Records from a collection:
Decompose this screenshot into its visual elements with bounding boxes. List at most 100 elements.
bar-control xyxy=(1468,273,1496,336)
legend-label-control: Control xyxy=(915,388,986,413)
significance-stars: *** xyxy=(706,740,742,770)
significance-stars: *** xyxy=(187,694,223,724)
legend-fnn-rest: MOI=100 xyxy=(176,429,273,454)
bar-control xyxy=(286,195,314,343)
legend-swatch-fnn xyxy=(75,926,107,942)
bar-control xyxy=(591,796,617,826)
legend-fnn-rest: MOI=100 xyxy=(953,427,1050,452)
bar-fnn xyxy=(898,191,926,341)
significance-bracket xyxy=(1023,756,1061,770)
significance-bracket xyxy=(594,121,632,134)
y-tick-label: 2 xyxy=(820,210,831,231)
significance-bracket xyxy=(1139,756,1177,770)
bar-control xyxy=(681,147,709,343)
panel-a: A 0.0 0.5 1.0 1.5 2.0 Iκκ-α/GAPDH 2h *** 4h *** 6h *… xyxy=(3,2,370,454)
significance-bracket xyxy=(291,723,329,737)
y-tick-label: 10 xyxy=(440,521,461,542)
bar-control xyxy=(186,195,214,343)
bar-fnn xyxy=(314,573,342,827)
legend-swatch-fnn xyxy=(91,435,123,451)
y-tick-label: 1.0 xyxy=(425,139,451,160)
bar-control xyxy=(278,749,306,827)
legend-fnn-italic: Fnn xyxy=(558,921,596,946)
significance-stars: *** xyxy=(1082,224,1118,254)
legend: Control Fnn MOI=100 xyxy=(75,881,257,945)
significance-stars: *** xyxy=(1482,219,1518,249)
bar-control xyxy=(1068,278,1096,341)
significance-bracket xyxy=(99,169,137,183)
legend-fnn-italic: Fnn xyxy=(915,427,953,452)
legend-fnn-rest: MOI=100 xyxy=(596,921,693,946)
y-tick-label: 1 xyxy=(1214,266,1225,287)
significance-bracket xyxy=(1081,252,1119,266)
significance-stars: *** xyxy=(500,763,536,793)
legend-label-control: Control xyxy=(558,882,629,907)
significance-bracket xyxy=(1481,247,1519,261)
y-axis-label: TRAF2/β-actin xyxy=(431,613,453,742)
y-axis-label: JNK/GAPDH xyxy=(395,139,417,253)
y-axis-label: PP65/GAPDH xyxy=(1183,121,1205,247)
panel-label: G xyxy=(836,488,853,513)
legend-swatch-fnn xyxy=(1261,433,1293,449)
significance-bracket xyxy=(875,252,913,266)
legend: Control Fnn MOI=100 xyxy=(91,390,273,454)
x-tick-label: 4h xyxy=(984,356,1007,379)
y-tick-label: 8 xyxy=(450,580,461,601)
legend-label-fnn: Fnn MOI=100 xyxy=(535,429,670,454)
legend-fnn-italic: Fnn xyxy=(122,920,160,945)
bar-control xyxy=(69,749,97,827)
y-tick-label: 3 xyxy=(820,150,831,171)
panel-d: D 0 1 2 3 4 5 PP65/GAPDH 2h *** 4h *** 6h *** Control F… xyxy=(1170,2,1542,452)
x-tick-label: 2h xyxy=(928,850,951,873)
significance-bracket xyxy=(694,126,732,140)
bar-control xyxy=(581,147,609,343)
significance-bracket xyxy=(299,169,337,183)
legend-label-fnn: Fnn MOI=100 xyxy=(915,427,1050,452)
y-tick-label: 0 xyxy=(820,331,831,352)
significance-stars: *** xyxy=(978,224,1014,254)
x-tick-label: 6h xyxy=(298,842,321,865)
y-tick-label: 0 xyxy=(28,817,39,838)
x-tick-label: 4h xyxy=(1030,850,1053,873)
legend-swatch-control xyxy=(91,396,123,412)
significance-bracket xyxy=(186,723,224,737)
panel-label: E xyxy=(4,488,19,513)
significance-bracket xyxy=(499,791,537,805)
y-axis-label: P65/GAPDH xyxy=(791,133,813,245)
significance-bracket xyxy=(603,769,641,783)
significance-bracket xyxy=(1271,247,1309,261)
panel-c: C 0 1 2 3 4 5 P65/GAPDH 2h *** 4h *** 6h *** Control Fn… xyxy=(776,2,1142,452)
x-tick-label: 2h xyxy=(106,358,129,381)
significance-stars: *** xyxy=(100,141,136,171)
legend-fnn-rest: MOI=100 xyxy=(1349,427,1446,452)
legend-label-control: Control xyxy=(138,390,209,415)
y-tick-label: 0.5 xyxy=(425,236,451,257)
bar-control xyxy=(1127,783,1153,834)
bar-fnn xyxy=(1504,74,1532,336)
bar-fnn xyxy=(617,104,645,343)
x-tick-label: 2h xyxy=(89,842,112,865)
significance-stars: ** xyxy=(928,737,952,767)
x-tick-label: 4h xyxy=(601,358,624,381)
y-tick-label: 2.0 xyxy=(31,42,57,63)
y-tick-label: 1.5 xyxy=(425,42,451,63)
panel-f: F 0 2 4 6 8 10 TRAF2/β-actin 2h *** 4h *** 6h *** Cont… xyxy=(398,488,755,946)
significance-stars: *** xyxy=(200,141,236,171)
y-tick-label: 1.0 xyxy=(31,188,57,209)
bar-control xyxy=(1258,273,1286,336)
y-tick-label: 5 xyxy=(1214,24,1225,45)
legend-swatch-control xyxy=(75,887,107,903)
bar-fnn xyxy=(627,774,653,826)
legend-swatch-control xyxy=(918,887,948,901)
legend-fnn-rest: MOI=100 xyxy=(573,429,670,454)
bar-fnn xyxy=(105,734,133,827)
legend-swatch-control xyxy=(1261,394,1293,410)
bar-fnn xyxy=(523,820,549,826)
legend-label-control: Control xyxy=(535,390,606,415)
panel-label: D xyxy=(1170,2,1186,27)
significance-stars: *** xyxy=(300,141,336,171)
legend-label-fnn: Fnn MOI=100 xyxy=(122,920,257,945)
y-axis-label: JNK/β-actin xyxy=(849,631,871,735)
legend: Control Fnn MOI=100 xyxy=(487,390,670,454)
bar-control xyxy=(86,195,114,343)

§ **Given problem**: Echo the part of the listing that starts at its very first line and ends with the line containing "legend-fnn-rest: MOI=100 xyxy=(176,429,273,454)". Include both of those lines and change nothing.

§ **Solution to this exercise**:
Decompose this screenshot into its visual elements with bounding boxes. List at most 100 elements.
bar-control xyxy=(1468,273,1496,336)
legend-label-control: Control xyxy=(915,388,986,413)
significance-stars: *** xyxy=(706,740,742,770)
significance-stars: *** xyxy=(187,694,223,724)
legend-fnn-rest: MOI=100 xyxy=(176,429,273,454)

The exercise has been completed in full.